*EXERCISE TASK*:
Determine which lines of the records include the word "screenshot", and copy them.

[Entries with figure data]
* Begin *

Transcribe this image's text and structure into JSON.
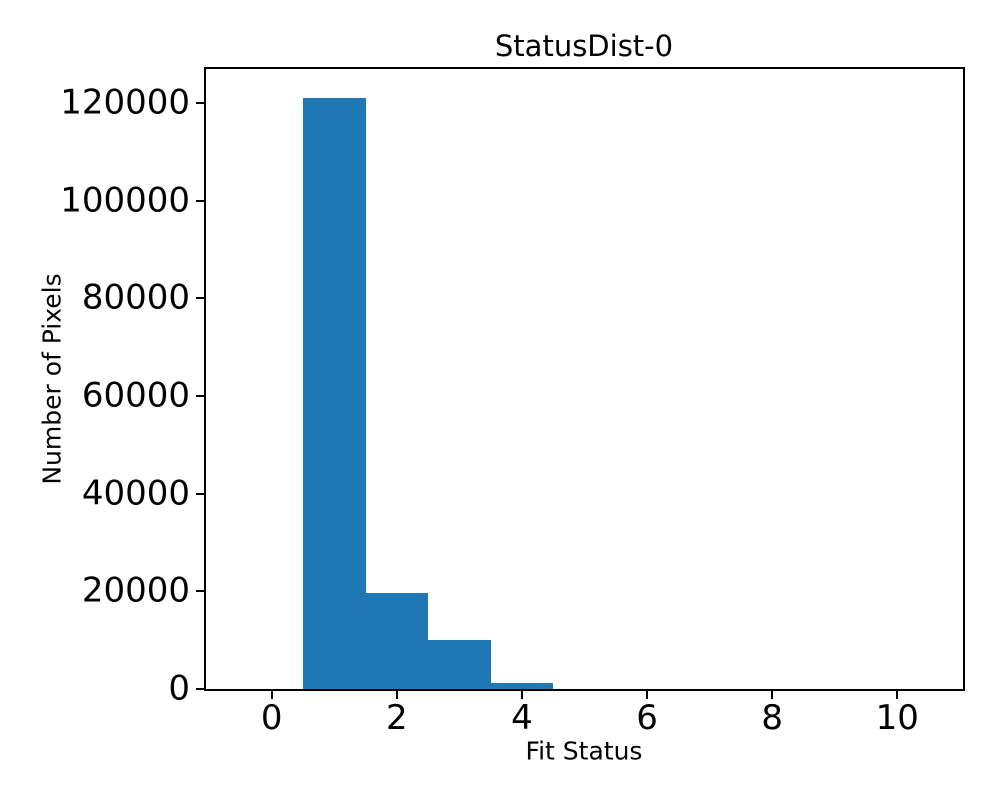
{
  "chart_data": {
    "type": "bar",
    "title": "StatusDist-0",
    "xlabel": "Fit Status",
    "ylabel": "Number of Pixels",
    "bar_color": "#1f77b4",
    "bin_centers": [
      1,
      2,
      3,
      4
    ],
    "bin_width": 1,
    "counts": [
      121000,
      19700,
      10000,
      1300
    ],
    "xticks": [
      0,
      2,
      4,
      6,
      8,
      10
    ],
    "yticks": [
      0,
      20000,
      40000,
      60000,
      80000,
      100000,
      120000
    ],
    "xlim": [
      -1.05,
      11.05
    ],
    "ylim": [
      0,
      127000
    ],
    "grid": false,
    "legend": null
  }
}
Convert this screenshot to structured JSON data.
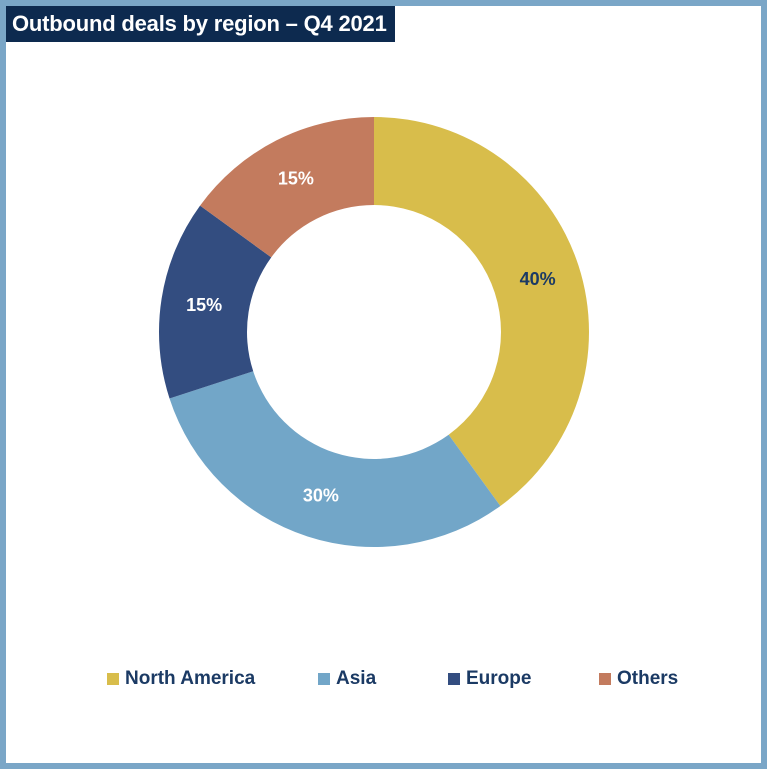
{
  "chart_data": {
    "type": "pie",
    "variant": "donut",
    "title": "Outbound deals by region – Q4 2021",
    "categories": [
      "North America",
      "Asia",
      "Europe",
      "Others"
    ],
    "values": [
      40,
      30,
      15,
      15
    ],
    "labels": [
      "40%",
      "30%",
      "15%",
      "15%"
    ],
    "unit": "%",
    "colors": [
      "#d8bd4b",
      "#72a6c8",
      "#334d80",
      "#c37b5e"
    ],
    "label_colors": [
      "#1b3a64",
      "#ffffff",
      "#ffffff",
      "#ffffff"
    ],
    "legend_position": "bottom",
    "start_angle_deg": 0,
    "direction": "clockwise"
  }
}
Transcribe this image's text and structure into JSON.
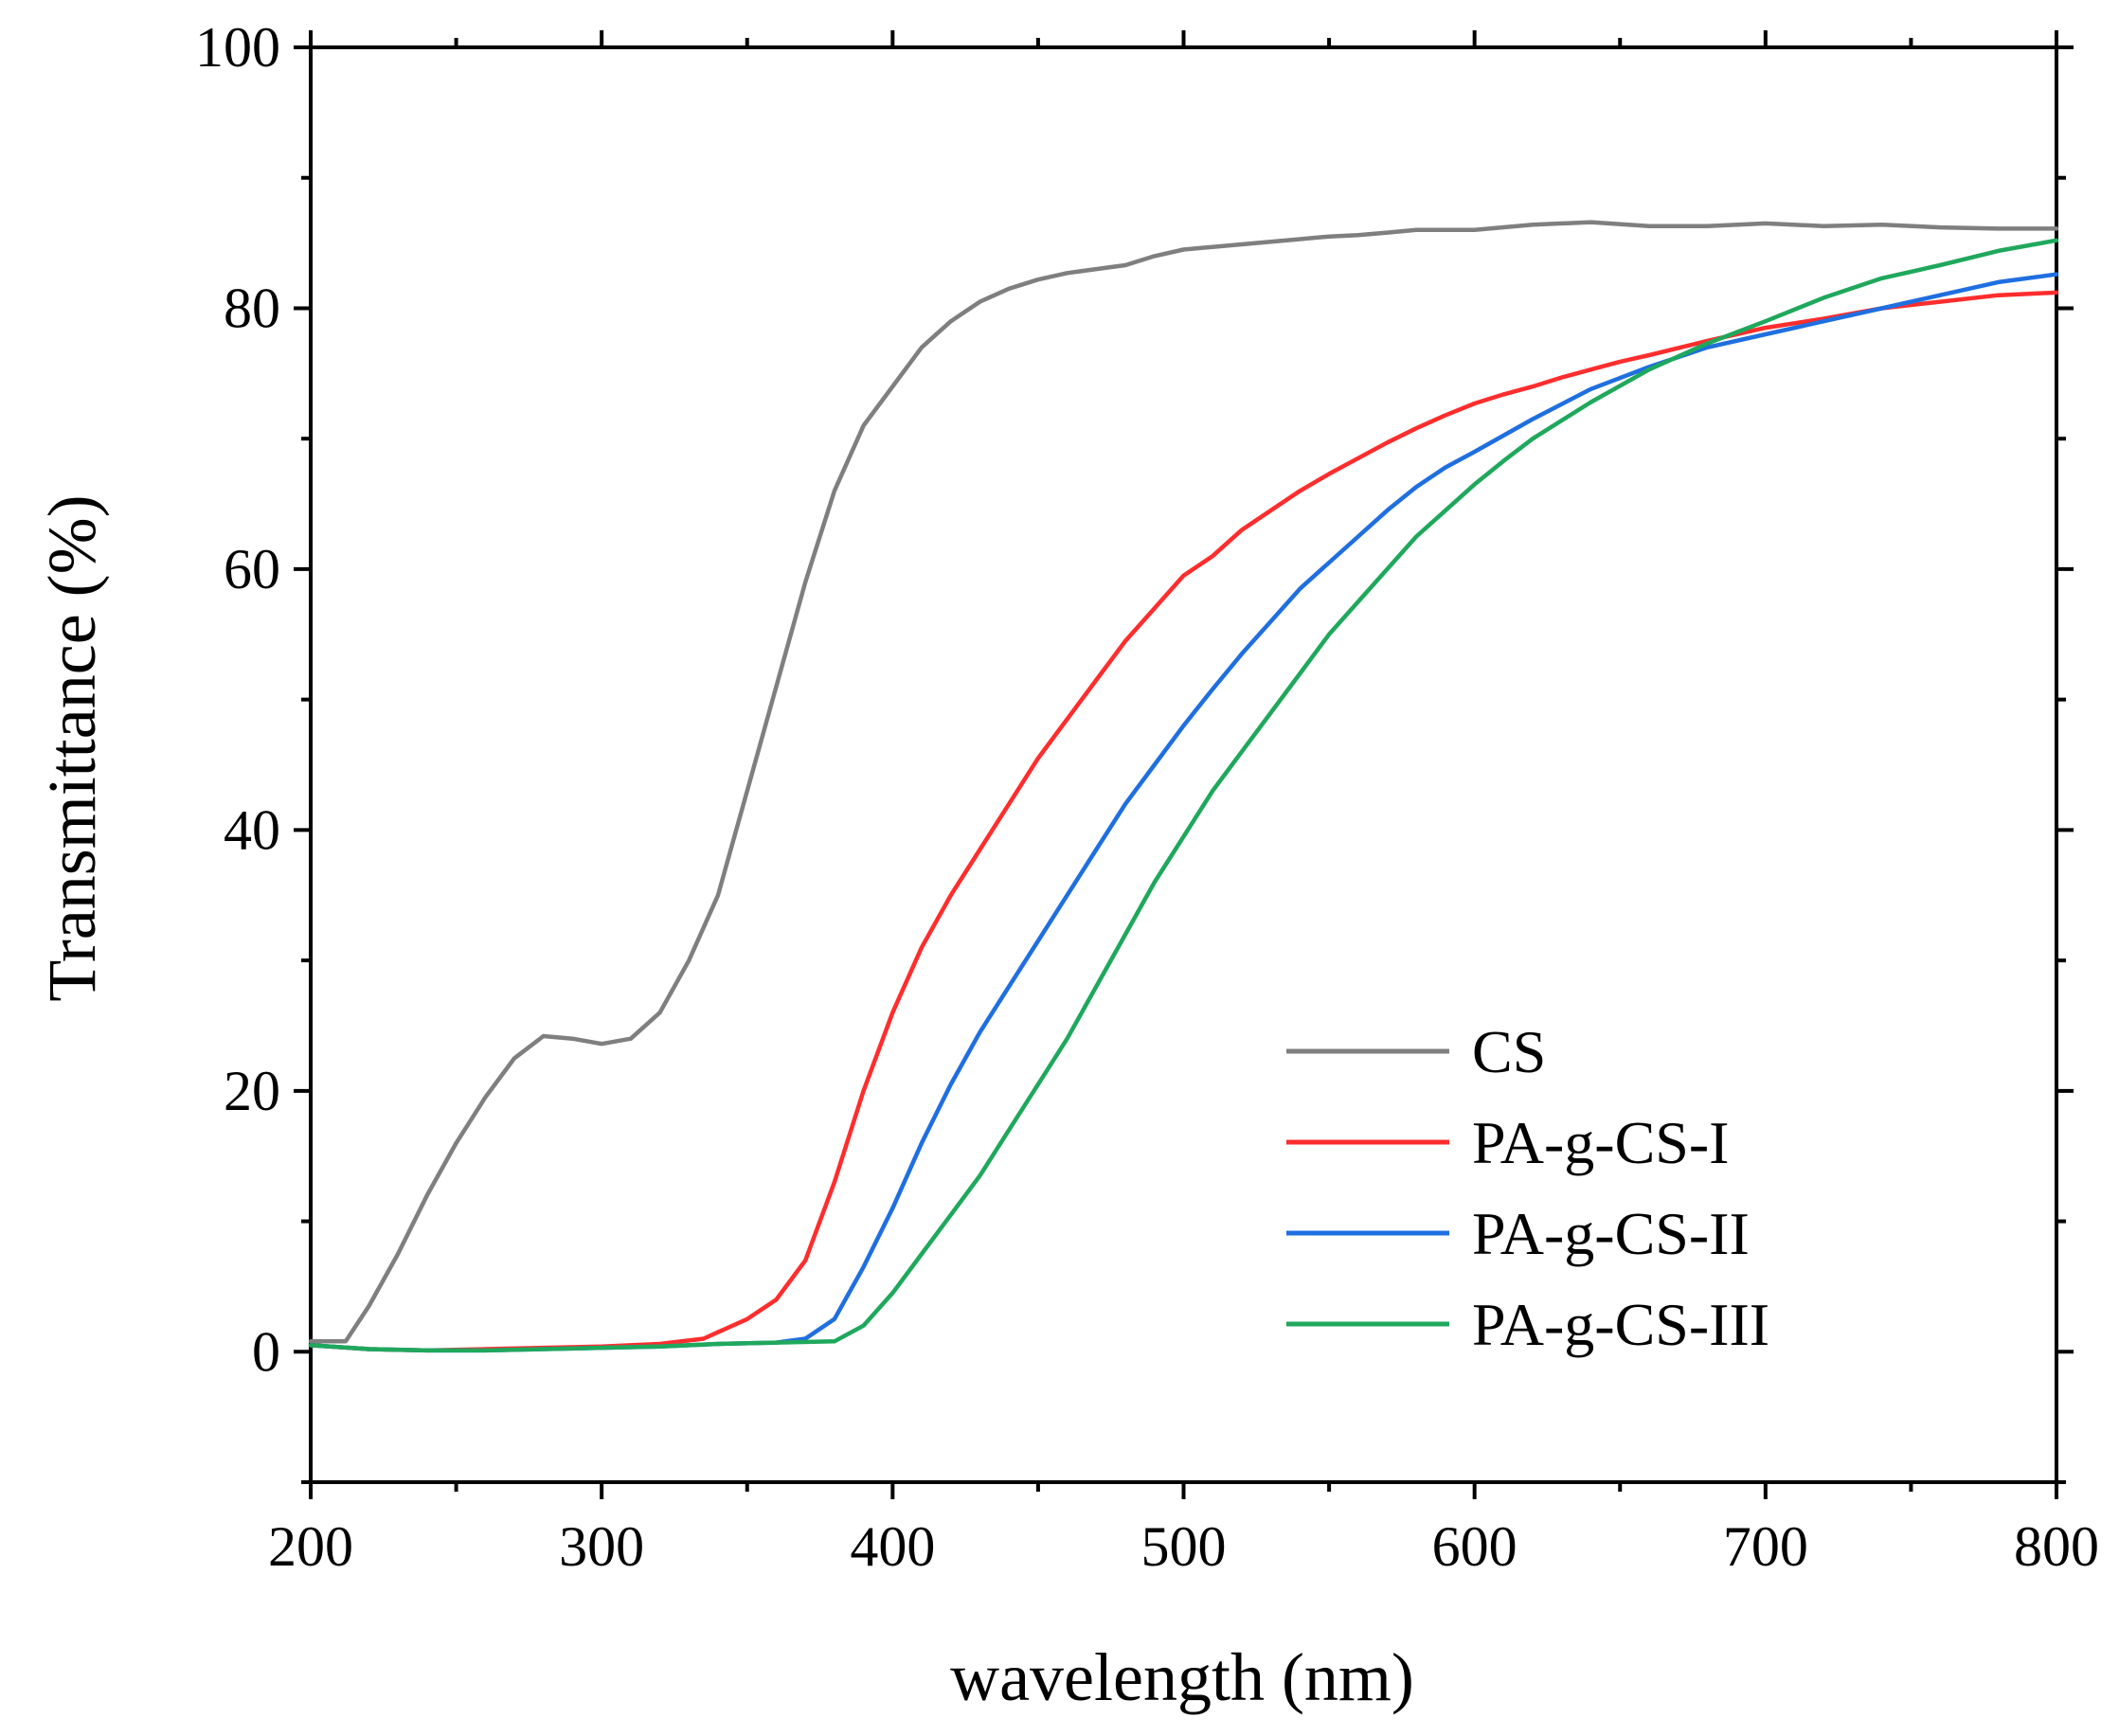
{
  "chart_data": {
    "type": "line",
    "title": "",
    "xlabel": "wavelength (nm)",
    "ylabel": "Transmittance (%)",
    "xlim": [
      200,
      800
    ],
    "ylim": [
      -10,
      100
    ],
    "xticks": [
      200,
      300,
      400,
      500,
      600,
      700,
      800
    ],
    "yticks": [
      0,
      20,
      40,
      60,
      80,
      100
    ],
    "grid": false,
    "legend_position": "bottom-right",
    "series": [
      {
        "name": "CS",
        "color": "#7f7f7f",
        "points": [
          [
            200,
            0.8
          ],
          [
            212,
            0.8
          ],
          [
            220,
            3.5
          ],
          [
            230,
            7.5
          ],
          [
            240,
            12
          ],
          [
            250,
            16
          ],
          [
            260,
            19.5
          ],
          [
            270,
            22.5
          ],
          [
            280,
            24.2
          ],
          [
            290,
            24
          ],
          [
            300,
            23.6
          ],
          [
            310,
            24
          ],
          [
            320,
            26
          ],
          [
            330,
            30
          ],
          [
            340,
            35
          ],
          [
            350,
            43
          ],
          [
            360,
            51
          ],
          [
            370,
            59
          ],
          [
            380,
            66
          ],
          [
            390,
            71
          ],
          [
            400,
            74
          ],
          [
            410,
            77
          ],
          [
            420,
            79
          ],
          [
            430,
            80.5
          ],
          [
            440,
            81.5
          ],
          [
            450,
            82.2
          ],
          [
            460,
            82.7
          ],
          [
            470,
            83
          ],
          [
            480,
            83.3
          ],
          [
            490,
            84
          ],
          [
            500,
            84.5
          ],
          [
            510,
            84.7
          ],
          [
            520,
            84.9
          ],
          [
            530,
            85.1
          ],
          [
            540,
            85.3
          ],
          [
            550,
            85.5
          ],
          [
            560,
            85.6
          ],
          [
            570,
            85.8
          ],
          [
            580,
            86
          ],
          [
            600,
            86
          ],
          [
            620,
            86.4
          ],
          [
            640,
            86.6
          ],
          [
            660,
            86.3
          ],
          [
            680,
            86.3
          ],
          [
            700,
            86.5
          ],
          [
            720,
            86.3
          ],
          [
            740,
            86.4
          ],
          [
            760,
            86.2
          ],
          [
            780,
            86.1
          ],
          [
            800,
            86.1
          ]
        ]
      },
      {
        "name": "PA-g-CS-I",
        "color": "#ff2d2d",
        "points": [
          [
            200,
            0.5
          ],
          [
            220,
            0.2
          ],
          [
            240,
            0.1
          ],
          [
            260,
            0.2
          ],
          [
            280,
            0.3
          ],
          [
            300,
            0.4
          ],
          [
            320,
            0.6
          ],
          [
            335,
            1
          ],
          [
            340,
            1.5
          ],
          [
            350,
            2.5
          ],
          [
            360,
            4
          ],
          [
            370,
            7
          ],
          [
            380,
            13
          ],
          [
            390,
            20
          ],
          [
            400,
            26
          ],
          [
            410,
            31
          ],
          [
            420,
            35
          ],
          [
            430,
            38.5
          ],
          [
            440,
            42
          ],
          [
            450,
            45.5
          ],
          [
            460,
            48.5
          ],
          [
            470,
            51.5
          ],
          [
            480,
            54.5
          ],
          [
            490,
            57
          ],
          [
            500,
            59.5
          ],
          [
            510,
            61
          ],
          [
            520,
            63
          ],
          [
            530,
            64.5
          ],
          [
            540,
            66
          ],
          [
            550,
            67.3
          ],
          [
            560,
            68.5
          ],
          [
            570,
            69.7
          ],
          [
            580,
            70.8
          ],
          [
            590,
            71.8
          ],
          [
            600,
            72.7
          ],
          [
            610,
            73.4
          ],
          [
            620,
            74
          ],
          [
            630,
            74.7
          ],
          [
            640,
            75.3
          ],
          [
            650,
            75.9
          ],
          [
            660,
            76.4
          ],
          [
            680,
            77.5
          ],
          [
            700,
            78.5
          ],
          [
            720,
            79.2
          ],
          [
            740,
            80
          ],
          [
            760,
            80.5
          ],
          [
            780,
            81
          ],
          [
            800,
            81.2
          ]
        ]
      },
      {
        "name": "PA-g-CS-II",
        "color": "#1f6fe0",
        "points": [
          [
            200,
            0.5
          ],
          [
            220,
            0.2
          ],
          [
            240,
            0.1
          ],
          [
            260,
            0.1
          ],
          [
            280,
            0.2
          ],
          [
            300,
            0.3
          ],
          [
            320,
            0.4
          ],
          [
            340,
            0.6
          ],
          [
            360,
            0.7
          ],
          [
            370,
            1
          ],
          [
            380,
            2.5
          ],
          [
            390,
            6.5
          ],
          [
            400,
            11
          ],
          [
            410,
            16
          ],
          [
            420,
            20.5
          ],
          [
            430,
            24.5
          ],
          [
            440,
            28
          ],
          [
            450,
            31.5
          ],
          [
            460,
            35
          ],
          [
            470,
            38.5
          ],
          [
            480,
            42
          ],
          [
            490,
            45
          ],
          [
            500,
            48
          ],
          [
            510,
            50.8
          ],
          [
            520,
            53.5
          ],
          [
            530,
            56
          ],
          [
            540,
            58.5
          ],
          [
            550,
            60.5
          ],
          [
            560,
            62.5
          ],
          [
            570,
            64.5
          ],
          [
            580,
            66.3
          ],
          [
            590,
            67.8
          ],
          [
            600,
            69
          ],
          [
            620,
            71.5
          ],
          [
            640,
            73.8
          ],
          [
            660,
            75.5
          ],
          [
            680,
            77
          ],
          [
            700,
            78
          ],
          [
            720,
            79
          ],
          [
            740,
            80
          ],
          [
            760,
            81
          ],
          [
            780,
            82
          ],
          [
            800,
            82.6
          ]
        ]
      },
      {
        "name": "PA-g-CS-III",
        "color": "#1fa85c",
        "points": [
          [
            200,
            0.5
          ],
          [
            220,
            0.2
          ],
          [
            240,
            0.1
          ],
          [
            260,
            0.1
          ],
          [
            280,
            0.2
          ],
          [
            300,
            0.3
          ],
          [
            320,
            0.4
          ],
          [
            340,
            0.6
          ],
          [
            360,
            0.7
          ],
          [
            380,
            0.8
          ],
          [
            390,
            2
          ],
          [
            400,
            4.5
          ],
          [
            410,
            7.5
          ],
          [
            420,
            10.5
          ],
          [
            430,
            13.5
          ],
          [
            440,
            17
          ],
          [
            450,
            20.5
          ],
          [
            460,
            24
          ],
          [
            470,
            28
          ],
          [
            480,
            32
          ],
          [
            490,
            36
          ],
          [
            500,
            39.5
          ],
          [
            510,
            43
          ],
          [
            520,
            46
          ],
          [
            530,
            49
          ],
          [
            540,
            52
          ],
          [
            550,
            55
          ],
          [
            560,
            57.5
          ],
          [
            570,
            60
          ],
          [
            580,
            62.5
          ],
          [
            590,
            64.5
          ],
          [
            600,
            66.5
          ],
          [
            610,
            68.3
          ],
          [
            620,
            70
          ],
          [
            640,
            72.8
          ],
          [
            660,
            75.3
          ],
          [
            680,
            77.3
          ],
          [
            700,
            79
          ],
          [
            720,
            80.8
          ],
          [
            740,
            82.3
          ],
          [
            760,
            83.3
          ],
          [
            780,
            84.4
          ],
          [
            800,
            85.2
          ]
        ]
      }
    ]
  }
}
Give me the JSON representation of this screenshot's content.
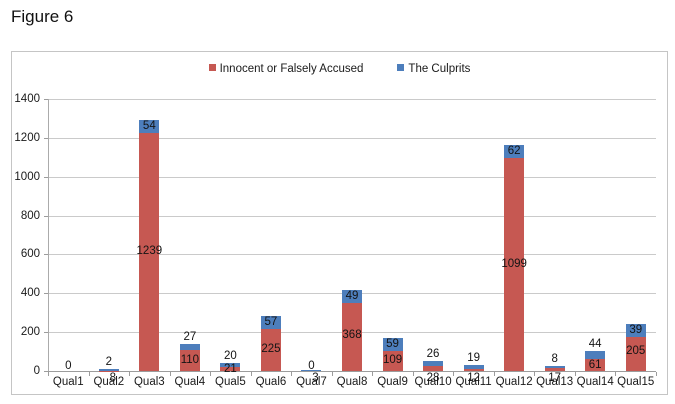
{
  "figure": {
    "title": "Figure 6"
  },
  "chart_data": {
    "type": "bar",
    "stacked": true,
    "title": "Figure 6",
    "categories": [
      "Qual1",
      "Qual2",
      "Qual3",
      "Qual4",
      "Qual5",
      "Qual6",
      "Qual7",
      "Qual8",
      "Qual9",
      "Qual10",
      "Qual11",
      "Qual12",
      "Qual13",
      "Qual14",
      "Qual15"
    ],
    "series": [
      {
        "name": "Innocent or Falsely Accused",
        "color": "#C65852",
        "values": [
          0,
          2,
          1239,
          110,
          21,
          225,
          0,
          368,
          109,
          28,
          12,
          1099,
          17,
          61,
          205
        ],
        "label_positions": [
          "axis",
          "above",
          "center",
          "center",
          "center",
          "center",
          "axis",
          "center",
          "center",
          "below",
          "below",
          "center",
          "below",
          "center",
          "center"
        ]
      },
      {
        "name": "The Culprits",
        "color": "#4D7EBC",
        "values": [
          0,
          8,
          54,
          27,
          20,
          57,
          3,
          49,
          59,
          26,
          19,
          62,
          8,
          44,
          39
        ],
        "label_positions": [
          "hidden",
          "below",
          "chip",
          "above",
          "above",
          "chip",
          "below",
          "chip",
          "chip",
          "above",
          "above",
          "chip",
          "above",
          "above",
          "chip"
        ]
      }
    ],
    "xlabel": "",
    "ylabel": "",
    "ylim": [
      0,
      1400
    ],
    "yticks": [
      0,
      200,
      400,
      600,
      800,
      1000,
      1200,
      1400
    ],
    "grid": true,
    "legend_position": "top-center",
    "colors": {
      "gridline": "#cacaca",
      "axis": "#9c9c9c",
      "box_border": "#c5c5c5",
      "label_text": "#141414"
    }
  }
}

* End *

*WRITTEN SOLUTION*:
Convert this screenshot to structured JSON data.
Give me the JSON representation of this screenshot's content.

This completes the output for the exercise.